Find the lines with the string "xlabel" and return them.

----

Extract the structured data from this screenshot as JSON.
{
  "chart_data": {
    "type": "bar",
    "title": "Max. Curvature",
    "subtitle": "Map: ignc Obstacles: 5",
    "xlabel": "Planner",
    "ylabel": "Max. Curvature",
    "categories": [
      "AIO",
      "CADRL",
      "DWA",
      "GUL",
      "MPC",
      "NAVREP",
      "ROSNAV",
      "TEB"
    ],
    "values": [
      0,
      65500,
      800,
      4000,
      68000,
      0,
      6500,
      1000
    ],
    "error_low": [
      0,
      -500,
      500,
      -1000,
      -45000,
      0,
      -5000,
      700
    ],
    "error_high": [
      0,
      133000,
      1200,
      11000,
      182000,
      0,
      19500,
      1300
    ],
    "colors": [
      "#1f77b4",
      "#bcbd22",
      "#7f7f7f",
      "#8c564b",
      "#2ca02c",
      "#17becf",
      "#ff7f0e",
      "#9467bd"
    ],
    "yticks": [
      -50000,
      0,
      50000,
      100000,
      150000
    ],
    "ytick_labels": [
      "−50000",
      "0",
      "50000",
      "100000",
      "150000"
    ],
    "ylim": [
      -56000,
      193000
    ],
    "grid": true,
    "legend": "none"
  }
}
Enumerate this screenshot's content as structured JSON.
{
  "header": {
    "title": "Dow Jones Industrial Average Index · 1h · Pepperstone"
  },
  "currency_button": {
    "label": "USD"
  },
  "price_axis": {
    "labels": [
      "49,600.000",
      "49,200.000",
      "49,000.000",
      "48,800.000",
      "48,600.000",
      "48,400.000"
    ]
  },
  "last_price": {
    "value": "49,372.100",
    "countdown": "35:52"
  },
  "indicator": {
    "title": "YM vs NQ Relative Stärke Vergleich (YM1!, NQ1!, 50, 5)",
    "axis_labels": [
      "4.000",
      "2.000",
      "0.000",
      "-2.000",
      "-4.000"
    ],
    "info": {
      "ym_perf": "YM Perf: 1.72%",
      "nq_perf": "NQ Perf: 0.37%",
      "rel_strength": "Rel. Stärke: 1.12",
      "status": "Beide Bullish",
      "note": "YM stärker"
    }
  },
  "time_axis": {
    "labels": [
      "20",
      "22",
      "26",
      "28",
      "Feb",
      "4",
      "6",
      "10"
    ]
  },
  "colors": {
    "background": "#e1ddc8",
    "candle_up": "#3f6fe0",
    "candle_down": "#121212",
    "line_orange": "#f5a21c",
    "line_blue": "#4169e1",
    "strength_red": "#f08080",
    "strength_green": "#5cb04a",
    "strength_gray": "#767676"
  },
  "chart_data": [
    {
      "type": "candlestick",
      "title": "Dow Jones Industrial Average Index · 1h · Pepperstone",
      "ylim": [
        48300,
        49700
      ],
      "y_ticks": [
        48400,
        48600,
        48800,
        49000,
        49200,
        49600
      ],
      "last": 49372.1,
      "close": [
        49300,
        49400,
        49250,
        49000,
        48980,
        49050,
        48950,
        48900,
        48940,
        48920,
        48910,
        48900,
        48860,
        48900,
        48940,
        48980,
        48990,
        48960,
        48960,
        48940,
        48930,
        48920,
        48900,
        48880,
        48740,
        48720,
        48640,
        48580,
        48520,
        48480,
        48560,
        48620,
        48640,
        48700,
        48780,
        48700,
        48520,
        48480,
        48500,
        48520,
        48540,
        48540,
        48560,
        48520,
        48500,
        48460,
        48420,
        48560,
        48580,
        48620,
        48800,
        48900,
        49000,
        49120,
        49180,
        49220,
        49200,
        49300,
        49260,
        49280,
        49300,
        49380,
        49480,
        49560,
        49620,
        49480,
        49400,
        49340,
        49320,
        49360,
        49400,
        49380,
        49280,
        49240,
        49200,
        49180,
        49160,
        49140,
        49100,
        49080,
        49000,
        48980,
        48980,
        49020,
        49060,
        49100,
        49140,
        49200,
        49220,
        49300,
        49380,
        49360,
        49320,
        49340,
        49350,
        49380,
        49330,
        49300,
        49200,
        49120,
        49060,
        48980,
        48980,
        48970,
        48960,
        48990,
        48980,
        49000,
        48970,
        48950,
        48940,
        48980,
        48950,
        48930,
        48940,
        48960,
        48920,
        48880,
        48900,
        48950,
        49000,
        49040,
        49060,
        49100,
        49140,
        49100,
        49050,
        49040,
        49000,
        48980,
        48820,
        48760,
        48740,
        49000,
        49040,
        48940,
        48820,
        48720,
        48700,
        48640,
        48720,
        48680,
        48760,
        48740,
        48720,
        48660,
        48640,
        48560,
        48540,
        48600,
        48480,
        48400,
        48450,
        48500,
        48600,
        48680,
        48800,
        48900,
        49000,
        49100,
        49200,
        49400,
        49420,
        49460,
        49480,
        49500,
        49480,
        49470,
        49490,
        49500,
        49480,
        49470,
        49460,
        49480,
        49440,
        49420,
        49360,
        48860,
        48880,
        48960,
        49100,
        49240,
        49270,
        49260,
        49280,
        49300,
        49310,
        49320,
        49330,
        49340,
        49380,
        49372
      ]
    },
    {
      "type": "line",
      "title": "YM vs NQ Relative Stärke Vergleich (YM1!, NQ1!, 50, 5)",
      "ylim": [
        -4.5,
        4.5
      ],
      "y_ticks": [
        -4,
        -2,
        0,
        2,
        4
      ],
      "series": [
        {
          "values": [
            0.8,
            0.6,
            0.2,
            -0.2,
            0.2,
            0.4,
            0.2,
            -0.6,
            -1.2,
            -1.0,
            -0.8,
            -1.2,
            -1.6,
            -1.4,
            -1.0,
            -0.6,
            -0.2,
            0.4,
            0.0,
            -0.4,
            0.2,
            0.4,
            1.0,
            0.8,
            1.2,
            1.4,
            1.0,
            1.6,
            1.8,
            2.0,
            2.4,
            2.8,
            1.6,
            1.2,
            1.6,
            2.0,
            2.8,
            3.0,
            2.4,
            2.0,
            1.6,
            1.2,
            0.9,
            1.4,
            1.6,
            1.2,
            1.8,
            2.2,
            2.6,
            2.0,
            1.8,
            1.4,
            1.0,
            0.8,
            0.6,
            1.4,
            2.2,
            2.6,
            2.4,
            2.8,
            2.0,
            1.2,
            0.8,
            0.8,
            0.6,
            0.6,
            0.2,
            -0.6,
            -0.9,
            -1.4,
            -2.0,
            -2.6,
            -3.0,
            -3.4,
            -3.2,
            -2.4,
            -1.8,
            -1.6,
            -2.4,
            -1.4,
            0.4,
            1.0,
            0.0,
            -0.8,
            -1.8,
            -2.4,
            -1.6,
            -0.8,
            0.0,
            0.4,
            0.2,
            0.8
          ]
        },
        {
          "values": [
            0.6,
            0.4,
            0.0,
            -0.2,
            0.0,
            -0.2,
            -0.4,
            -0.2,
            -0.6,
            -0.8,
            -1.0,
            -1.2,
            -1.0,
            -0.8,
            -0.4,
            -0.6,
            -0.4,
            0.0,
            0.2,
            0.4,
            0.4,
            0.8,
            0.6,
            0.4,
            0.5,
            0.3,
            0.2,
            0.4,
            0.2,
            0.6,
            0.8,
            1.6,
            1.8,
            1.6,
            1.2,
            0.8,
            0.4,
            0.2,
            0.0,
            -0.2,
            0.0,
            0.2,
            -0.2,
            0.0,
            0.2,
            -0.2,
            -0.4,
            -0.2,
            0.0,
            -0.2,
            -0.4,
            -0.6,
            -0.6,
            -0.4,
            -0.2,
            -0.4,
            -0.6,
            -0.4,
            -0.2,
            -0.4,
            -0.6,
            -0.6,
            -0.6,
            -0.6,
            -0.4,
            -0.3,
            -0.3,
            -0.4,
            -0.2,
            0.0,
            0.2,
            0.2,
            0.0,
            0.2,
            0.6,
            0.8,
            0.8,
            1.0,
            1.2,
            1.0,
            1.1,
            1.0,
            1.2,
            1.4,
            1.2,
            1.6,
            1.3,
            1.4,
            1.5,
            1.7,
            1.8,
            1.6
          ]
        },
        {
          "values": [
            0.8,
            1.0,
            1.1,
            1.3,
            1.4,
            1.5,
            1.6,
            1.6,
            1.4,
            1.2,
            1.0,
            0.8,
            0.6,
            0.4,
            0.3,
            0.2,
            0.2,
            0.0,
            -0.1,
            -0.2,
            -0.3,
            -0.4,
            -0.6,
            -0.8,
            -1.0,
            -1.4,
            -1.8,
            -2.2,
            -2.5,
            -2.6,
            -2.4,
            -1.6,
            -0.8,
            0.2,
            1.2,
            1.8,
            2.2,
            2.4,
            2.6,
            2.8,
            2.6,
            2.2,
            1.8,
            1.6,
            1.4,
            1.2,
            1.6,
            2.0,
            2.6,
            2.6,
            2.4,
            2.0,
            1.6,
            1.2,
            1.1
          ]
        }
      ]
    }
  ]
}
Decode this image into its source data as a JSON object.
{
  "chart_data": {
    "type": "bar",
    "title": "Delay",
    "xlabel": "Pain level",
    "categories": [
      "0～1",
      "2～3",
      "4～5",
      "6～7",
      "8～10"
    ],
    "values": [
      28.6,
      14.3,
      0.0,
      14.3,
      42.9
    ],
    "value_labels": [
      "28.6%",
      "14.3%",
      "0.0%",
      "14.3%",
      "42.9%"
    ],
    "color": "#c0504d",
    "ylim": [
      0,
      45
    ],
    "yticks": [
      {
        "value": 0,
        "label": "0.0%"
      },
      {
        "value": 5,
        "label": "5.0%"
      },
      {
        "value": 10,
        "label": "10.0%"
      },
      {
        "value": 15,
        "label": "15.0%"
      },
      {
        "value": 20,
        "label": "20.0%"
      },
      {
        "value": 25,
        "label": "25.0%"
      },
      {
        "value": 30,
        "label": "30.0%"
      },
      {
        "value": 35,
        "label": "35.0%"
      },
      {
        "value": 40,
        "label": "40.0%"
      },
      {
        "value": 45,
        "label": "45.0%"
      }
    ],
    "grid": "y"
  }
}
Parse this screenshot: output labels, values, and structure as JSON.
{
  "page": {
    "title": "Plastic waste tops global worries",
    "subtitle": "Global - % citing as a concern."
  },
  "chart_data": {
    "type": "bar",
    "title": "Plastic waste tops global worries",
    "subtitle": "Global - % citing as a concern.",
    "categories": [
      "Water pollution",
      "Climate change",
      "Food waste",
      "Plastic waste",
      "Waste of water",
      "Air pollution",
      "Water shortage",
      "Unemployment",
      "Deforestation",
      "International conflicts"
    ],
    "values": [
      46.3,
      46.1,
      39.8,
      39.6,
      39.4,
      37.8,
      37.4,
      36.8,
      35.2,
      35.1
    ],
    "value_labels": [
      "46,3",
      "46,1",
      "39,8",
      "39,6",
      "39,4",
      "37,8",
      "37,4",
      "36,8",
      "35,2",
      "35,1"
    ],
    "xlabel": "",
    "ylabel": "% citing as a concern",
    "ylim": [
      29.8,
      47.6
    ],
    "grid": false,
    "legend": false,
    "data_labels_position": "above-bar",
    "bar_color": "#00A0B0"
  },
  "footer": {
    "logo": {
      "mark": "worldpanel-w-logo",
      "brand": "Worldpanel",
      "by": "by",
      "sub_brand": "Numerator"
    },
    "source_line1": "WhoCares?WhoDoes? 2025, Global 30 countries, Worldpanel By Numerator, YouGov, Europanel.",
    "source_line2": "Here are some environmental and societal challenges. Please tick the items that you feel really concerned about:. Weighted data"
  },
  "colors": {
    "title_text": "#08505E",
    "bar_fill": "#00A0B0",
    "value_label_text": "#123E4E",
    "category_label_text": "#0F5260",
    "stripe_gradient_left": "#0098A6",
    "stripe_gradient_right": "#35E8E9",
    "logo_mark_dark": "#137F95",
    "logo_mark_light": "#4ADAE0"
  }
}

----

• _EXERCISE RESPONSE_:
    "xlabel": "Planner",
    "xlabel": "Pain level",
    "xlabel": "",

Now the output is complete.